» **WRITTEN EXERCISE**
Count the lines below that contain the word "name", and reply with only that number.

***

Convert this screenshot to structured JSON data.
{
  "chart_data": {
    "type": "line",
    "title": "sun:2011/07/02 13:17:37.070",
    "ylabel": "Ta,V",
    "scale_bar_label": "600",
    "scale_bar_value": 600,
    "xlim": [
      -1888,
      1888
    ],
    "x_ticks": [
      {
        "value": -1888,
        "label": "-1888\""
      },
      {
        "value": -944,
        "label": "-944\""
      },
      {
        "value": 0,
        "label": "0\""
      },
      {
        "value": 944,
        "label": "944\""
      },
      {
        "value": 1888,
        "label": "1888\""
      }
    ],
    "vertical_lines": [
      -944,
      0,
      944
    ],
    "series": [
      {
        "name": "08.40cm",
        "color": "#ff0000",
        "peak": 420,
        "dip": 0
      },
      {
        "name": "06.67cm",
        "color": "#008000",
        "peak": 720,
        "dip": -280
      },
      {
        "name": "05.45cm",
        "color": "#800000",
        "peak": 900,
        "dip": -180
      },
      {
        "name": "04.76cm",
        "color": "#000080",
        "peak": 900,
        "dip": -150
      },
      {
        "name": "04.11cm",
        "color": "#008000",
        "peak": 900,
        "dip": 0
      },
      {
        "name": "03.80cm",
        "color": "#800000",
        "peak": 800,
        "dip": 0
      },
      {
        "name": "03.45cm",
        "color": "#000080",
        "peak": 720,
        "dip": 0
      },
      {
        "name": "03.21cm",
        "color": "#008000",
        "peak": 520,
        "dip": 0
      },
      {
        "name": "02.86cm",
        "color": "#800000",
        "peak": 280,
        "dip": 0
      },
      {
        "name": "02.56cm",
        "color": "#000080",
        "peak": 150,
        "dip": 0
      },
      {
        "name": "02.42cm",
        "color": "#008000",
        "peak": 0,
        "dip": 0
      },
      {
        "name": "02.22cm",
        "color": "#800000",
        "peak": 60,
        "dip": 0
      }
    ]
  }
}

***

» **THE OUTPUT**
12